Job ::
Copy all records verbatim.
╭─ The data
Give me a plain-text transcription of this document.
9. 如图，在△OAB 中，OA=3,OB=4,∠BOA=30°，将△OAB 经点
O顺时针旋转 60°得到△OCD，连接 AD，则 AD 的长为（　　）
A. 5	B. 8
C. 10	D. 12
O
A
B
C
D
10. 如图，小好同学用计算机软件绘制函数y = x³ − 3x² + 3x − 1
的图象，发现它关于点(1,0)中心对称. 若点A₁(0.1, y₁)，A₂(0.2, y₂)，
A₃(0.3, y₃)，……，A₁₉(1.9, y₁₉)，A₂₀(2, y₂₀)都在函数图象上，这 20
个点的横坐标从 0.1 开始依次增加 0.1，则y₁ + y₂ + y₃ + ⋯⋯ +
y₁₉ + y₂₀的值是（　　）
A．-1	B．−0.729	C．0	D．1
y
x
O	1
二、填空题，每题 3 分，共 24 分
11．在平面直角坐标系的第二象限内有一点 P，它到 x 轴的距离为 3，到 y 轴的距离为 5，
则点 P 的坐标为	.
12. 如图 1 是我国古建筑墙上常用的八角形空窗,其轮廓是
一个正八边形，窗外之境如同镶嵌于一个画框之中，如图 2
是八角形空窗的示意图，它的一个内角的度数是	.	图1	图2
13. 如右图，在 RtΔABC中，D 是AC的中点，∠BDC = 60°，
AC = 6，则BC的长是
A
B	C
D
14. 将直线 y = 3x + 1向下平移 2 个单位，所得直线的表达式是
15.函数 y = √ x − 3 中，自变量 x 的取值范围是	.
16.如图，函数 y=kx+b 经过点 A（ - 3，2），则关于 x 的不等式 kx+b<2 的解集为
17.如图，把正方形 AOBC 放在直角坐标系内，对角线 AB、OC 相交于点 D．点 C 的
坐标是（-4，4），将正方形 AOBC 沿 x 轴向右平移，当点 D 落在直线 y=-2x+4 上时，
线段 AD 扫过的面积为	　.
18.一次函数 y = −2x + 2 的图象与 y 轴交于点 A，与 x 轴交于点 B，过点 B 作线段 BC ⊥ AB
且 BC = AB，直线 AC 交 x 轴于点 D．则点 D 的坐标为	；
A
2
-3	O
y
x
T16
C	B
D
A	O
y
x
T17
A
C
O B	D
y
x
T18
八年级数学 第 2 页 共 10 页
╰─
Response below ::
Give me a plain-text transcription of this document.
9. 如图，在△OAB 中，OA=3,OB=4,∠BOA=30°，将△OAB 经点
O顺时针旋转 60°得到△OCD，连接 AD，则 AD 的长为（　　）
A. 5	B. 8
C. 10	D. 12
O
A
B
C
D
10. 如图，小好同学用计算机软件绘制函数y = x³ − 3x² + 3x − 1
的图象，发现它关于点(1,0)中心对称. 若点A₁(0.1, y₁)，A₂(0.2, y₂)，
A₃(0.3, y₃)，……，A₁₉(1.9, y₁₉)，A₂₀(2, y₂₀)都在函数图象上，这 20
个点的横坐标从 0.1 开始依次增加 0.1，则y₁ + y₂ + y₃ + ⋯⋯ +
y₁₉ + y₂₀的值是（　　）
A．-1	B．−0.729	C．0	D．1
y
x
O	1
二、填空题，每题 3 分，共 24 分
11．在平面直角坐标系的第二象限内有一点 P，它到 x 轴的距离为 3，到 y 轴的距离为 5，
则点 P 的坐标为	.
12. 如图 1 是我国古建筑墙上常用的八角形空窗,其轮廓是
一个正八边形，窗外之境如同镶嵌于一个画框之中，如图 2
是八角形空窗的示意图，它的一个内角的度数是	.	图1	图2
13. 如右图，在 RtΔABC中，D 是AC的中点，∠BDC = 60°，
AC = 6，则BC的长是
A
B	C
D
14. 将直线 y = 3x + 1向下平移 2 个单位，所得直线的表达式是
15.函数 y = √ x − 3 中，自变量 x 的取值范围是	.
16.如图，函数 y=kx+b 经过点 A（ - 3，2），则关于 x 的不等式 kx+b<2 的解集为
17.如图，把正方形 AOBC 放在直角坐标系内，对角线 AB、OC 相交于点 D．点 C 的
坐标是（-4，4），将正方形 AOBC 沿 x 轴向右平移，当点 D 落在直线 y=-2x+4 上时，
线段 AD 扫过的面积为	　.
18.一次函数 y = −2x + 2 的图象与 y 轴交于点 A，与 x 轴交于点 B，过点 B 作线段 BC ⊥ AB
且 BC = AB，直线 AC 交 x 轴于点 D．则点 D 的坐标为	；
A
2
-3	O
y
x
T16
C	B
D
A	O
y
x
T17
A
C
O B	D
y
x
T18
八年级数学 第 2 页 共 10 页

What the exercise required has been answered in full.